WORK INSTRUCTIONS ::
Can you restate the records below word for word?

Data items

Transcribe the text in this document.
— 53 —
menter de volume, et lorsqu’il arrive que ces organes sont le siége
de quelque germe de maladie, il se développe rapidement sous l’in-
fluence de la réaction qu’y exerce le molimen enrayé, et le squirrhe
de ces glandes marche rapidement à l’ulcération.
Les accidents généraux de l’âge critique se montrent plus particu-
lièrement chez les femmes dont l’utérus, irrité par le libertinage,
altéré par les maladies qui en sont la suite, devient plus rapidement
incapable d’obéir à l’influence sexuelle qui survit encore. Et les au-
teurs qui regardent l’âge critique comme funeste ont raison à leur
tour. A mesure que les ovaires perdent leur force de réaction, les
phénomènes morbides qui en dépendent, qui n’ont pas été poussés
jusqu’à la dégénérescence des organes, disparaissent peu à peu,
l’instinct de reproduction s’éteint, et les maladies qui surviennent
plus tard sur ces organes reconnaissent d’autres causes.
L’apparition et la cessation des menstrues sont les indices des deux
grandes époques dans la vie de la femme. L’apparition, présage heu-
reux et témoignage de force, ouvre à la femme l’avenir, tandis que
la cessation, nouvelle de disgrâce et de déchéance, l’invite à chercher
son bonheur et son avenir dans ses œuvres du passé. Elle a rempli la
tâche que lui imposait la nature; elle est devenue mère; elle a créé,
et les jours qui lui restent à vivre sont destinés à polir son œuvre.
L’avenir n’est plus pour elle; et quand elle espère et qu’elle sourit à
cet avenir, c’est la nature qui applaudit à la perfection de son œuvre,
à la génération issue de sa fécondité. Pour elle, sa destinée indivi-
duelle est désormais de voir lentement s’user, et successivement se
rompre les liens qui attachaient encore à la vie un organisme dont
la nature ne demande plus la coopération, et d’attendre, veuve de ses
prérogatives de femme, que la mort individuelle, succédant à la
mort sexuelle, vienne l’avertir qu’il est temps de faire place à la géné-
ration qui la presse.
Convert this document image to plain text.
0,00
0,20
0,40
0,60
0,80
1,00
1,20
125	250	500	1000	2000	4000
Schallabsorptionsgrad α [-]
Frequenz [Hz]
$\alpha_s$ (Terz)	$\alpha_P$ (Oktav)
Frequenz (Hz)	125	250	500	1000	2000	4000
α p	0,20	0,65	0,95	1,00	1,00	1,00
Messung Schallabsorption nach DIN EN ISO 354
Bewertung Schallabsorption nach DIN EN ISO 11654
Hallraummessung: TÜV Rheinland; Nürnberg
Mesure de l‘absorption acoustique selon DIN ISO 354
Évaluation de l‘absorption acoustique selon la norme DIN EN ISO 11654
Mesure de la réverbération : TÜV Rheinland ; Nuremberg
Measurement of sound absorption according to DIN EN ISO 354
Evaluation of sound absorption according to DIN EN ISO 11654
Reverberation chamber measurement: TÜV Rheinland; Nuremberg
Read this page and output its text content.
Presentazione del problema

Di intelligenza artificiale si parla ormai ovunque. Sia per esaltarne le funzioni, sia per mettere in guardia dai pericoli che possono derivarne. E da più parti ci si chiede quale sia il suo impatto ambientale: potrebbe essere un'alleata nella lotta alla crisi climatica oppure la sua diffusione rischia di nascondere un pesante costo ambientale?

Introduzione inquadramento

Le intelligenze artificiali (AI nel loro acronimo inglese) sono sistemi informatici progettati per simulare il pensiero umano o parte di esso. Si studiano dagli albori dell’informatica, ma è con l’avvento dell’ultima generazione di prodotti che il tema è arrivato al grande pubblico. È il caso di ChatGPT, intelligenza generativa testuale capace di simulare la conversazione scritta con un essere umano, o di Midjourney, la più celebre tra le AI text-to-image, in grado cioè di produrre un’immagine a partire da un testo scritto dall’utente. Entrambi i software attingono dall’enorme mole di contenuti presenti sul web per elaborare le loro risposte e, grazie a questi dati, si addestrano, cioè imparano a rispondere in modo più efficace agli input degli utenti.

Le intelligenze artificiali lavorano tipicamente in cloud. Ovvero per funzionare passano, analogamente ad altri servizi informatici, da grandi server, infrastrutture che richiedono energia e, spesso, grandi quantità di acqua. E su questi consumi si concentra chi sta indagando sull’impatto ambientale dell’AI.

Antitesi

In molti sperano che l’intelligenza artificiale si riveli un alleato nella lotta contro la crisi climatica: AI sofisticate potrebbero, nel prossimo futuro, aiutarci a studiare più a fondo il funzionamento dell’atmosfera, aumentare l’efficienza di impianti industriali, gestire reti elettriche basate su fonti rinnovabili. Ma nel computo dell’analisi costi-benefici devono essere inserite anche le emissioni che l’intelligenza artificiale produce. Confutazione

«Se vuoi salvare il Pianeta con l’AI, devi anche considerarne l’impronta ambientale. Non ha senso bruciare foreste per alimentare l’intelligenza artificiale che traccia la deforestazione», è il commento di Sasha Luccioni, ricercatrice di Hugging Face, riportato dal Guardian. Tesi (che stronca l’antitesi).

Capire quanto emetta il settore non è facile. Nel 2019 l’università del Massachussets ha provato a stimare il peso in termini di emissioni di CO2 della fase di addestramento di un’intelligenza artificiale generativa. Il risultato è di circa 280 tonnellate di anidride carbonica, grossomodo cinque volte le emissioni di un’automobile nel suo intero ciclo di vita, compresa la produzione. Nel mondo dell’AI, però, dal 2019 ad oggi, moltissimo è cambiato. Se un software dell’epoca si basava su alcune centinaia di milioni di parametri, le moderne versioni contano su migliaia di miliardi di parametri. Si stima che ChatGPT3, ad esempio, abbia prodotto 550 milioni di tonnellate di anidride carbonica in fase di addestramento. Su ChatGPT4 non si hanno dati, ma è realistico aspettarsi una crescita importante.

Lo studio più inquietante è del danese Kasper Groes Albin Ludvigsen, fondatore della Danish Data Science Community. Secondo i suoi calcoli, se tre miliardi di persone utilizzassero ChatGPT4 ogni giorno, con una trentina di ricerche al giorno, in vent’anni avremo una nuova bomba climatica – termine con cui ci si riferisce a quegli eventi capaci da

FULL OUTPUT ::
Transcribe the text in this document.
— 53 —
menter de volume, et lorsqu’il arrive que ces organes sont le siége
de quelque germe de maladie, il se développe rapidement sous l’in-
fluence de la réaction qu’y exerce le molimen enrayé, et le squirrhe
de ces glandes marche rapidement à l’ulcération.
Les accidents généraux de l’âge critique se montrent plus particu-
lièrement chez les femmes dont l’utérus, irrité par le libertinage,
altéré par les maladies qui en sont la suite, devient plus rapidement
incapable d’obéir à l’influence sexuelle qui survit encore. Et les au-
teurs qui regardent l’âge critique comme funeste ont raison à leur
tour. A mesure que les ovaires perdent leur force de réaction, les
phénomènes morbides qui en dépendent, qui n’ont pas été poussés
jusqu’à la dégénérescence des organes, disparaissent peu à peu,
l’instinct de reproduction s’éteint, et les maladies qui surviennent
plus tard sur ces organes reconnaissent d’autres causes.
L’apparition et la cessation des menstrues sont les indices des deux
grandes époques dans la vie de la femme. L’apparition, présage heu-
reux et témoignage de force, ouvre à la femme l’avenir, tandis que
la cessation, nouvelle de disgrâce et de déchéance, l’invite à chercher
son bonheur et son avenir dans ses œuvres du passé. Elle a rempli la
tâche que lui imposait la nature; elle est devenue mère; elle a créé,
et les jours qui lui restent à vivre sont destinés à polir son œuvre.
L’avenir n’est plus pour elle; et quand elle espère et qu’elle sourit à
cet avenir, c’est la nature qui applaudit à la perfection de son œuvre,
à la génération issue de sa fécondité. Pour elle, sa destinée indivi-
duelle est désormais de voir lentement s’user, et successivement se
rompre les liens qui attachaient encore à la vie un organisme dont
la nature ne demande plus la coopération, et d’attendre, veuve de ses
prérogatives de femme, que la mort individuelle, succédant à la
mort sexuelle, vienne l’avertir qu’il est temps de faire place à la géné-
ration qui la presse.
Convert this document image to plain text.
0,00
0,20
0,40
0,60
0,80
1,00
1,20
125	250	500	1000	2000	4000
Schallabsorptionsgrad α [-]
Frequenz [Hz]
$\alpha_s$ (Terz)	$\alpha_P$ (Oktav)
Frequenz (Hz)	125	250	500	1000	2000	4000
α p	0,20	0,65	0,95	1,00	1,00	1,00
Messung Schallabsorption nach DIN EN ISO 354
Bewertung Schallabsorption nach DIN EN ISO 11654
Hallraummessung: TÜV Rheinland; Nürnberg
Mesure de l‘absorption acoustique selon DIN ISO 354
Évaluation de l‘absorption acoustique selon la norme DIN EN ISO 11654
Mesure de la réverbération : TÜV Rheinland ; Nuremberg
Measurement of sound absorption according to DIN EN ISO 354
Evaluation of sound absorption according to DIN EN ISO 11654
Reverberation chamber measurement: TÜV Rheinland; Nuremberg
Read this page and output its text content.
Presentazione del problema

Di intelligenza artificiale si parla ormai ovunque. Sia per esaltarne le funzioni, sia per mettere in guardia dai pericoli che possono derivarne. E da più parti ci si chiede quale sia il suo impatto ambientale: potrebbe essere un'alleata nella lotta alla crisi climatica oppure la sua diffusione rischia di nascondere un pesante costo ambientale?

Introduzione inquadramento

Le intelligenze artificiali (AI nel loro acronimo inglese) sono sistemi informatici progettati per simulare il pensiero umano o parte di esso. Si studiano dagli albori dell’informatica, ma è con l’avvento dell’ultima generazione di prodotti che il tema è arrivato al grande pubblico. È il caso di ChatGPT, intelligenza generativa testuale capace di simulare la conversazione scritta con un essere umano, o di Midjourney, la più celebre tra le AI text-to-image, in grado cioè di produrre un’immagine a partire da un testo scritto dall’utente. Entrambi i software attingono dall’enorme mole di contenuti presenti sul web per elaborare le loro risposte e, grazie a questi dati, si addestrano, cioè imparano a rispondere in modo più efficace agli input degli utenti.

Le intelligenze artificiali lavorano tipicamente in cloud. Ovvero per funzionare passano, analogamente ad altri servizi informatici, da grandi server, infrastrutture che richiedono energia e, spesso, grandi quantità di acqua. E su questi consumi si concentra chi sta indagando sull’impatto ambientale dell’AI.

Antitesi

In molti sperano che l’intelligenza artificiale si riveli un alleato nella lotta contro la crisi climatica: AI sofisticate potrebbero, nel prossimo futuro, aiutarci a studiare più a fondo il funzionamento dell’atmosfera, aumentare l’efficienza di impianti industriali, gestire reti elettriche basate su fonti rinnovabili. Ma nel computo dell’analisi costi-benefici devono essere inserite anche le emissioni che l’intelligenza artificiale produce. Confutazione

«Se vuoi salvare il Pianeta con l’AI, devi anche considerarne l’impronta ambientale. Non ha senso bruciare foreste per alimentare l’intelligenza artificiale che traccia la deforestazione», è il commento di Sasha Luccioni, ricercatrice di Hugging Face, riportato dal Guardian. Tesi (che stronca l’antitesi).

Capire quanto emetta il settore non è facile. Nel 2019 l’università del Massachussets ha provato a stimare il peso in termini di emissioni di CO2 della fase di addestramento di un’intelligenza artificiale generativa. Il risultato è di circa 280 tonnellate di anidride carbonica, grossomodo cinque volte le emissioni di un’automobile nel suo intero ciclo di vita, compresa la produzione. Nel mondo dell’AI, però, dal 2019 ad oggi, moltissimo è cambiato. Se un software dell’epoca si basava su alcune centinaia di milioni di parametri, le moderne versioni contano su migliaia di miliardi di parametri. Si stima che ChatGPT3, ad esempio, abbia prodotto 550 milioni di tonnellate di anidride carbonica in fase di addestramento. Su ChatGPT4 non si hanno dati, ma è realistico aspettarsi una crescita importante.

Lo studio più inquietante è del danese Kasper Groes Albin Ludvigsen, fondatore della Danish Data Science Community. Secondo i suoi calcoli, se tre miliardi di persone utilizzassero ChatGPT4 ogni giorno, con una trentina di ricerche al giorno, in vent’anni avremo una nuova bomba climatica – termine con cui ci si riferisce a quegli eventi capaci da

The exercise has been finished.